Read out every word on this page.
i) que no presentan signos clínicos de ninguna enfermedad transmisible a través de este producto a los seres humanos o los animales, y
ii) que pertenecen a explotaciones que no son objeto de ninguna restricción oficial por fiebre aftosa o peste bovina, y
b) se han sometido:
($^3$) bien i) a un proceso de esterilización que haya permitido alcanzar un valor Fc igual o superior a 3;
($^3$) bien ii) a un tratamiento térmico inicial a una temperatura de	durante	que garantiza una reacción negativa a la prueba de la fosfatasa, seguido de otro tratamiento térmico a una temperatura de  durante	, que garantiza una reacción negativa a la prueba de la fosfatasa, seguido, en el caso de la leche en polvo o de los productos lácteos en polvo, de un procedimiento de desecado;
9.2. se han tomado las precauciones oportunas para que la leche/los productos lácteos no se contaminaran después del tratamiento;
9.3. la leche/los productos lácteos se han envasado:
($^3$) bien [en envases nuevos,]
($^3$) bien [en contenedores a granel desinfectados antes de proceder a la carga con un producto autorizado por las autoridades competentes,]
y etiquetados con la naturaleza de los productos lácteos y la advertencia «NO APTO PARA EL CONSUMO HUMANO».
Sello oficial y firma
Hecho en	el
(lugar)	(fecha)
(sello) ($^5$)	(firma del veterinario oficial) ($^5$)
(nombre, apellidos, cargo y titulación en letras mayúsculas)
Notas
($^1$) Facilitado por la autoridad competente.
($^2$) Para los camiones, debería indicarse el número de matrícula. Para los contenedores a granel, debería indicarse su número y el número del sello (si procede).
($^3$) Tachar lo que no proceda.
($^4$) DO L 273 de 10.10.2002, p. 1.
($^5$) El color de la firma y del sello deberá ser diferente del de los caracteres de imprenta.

**What you have to do**
Pick out the lines containing the string "firma".

**Finished answer**
Sello oficial y firma
(sello) ($^5$)	(firma del veterinario oficial) ($^5$)
($^5$) El color de la firma y del sello deberá ser diferente del de los caracteres de imprenta.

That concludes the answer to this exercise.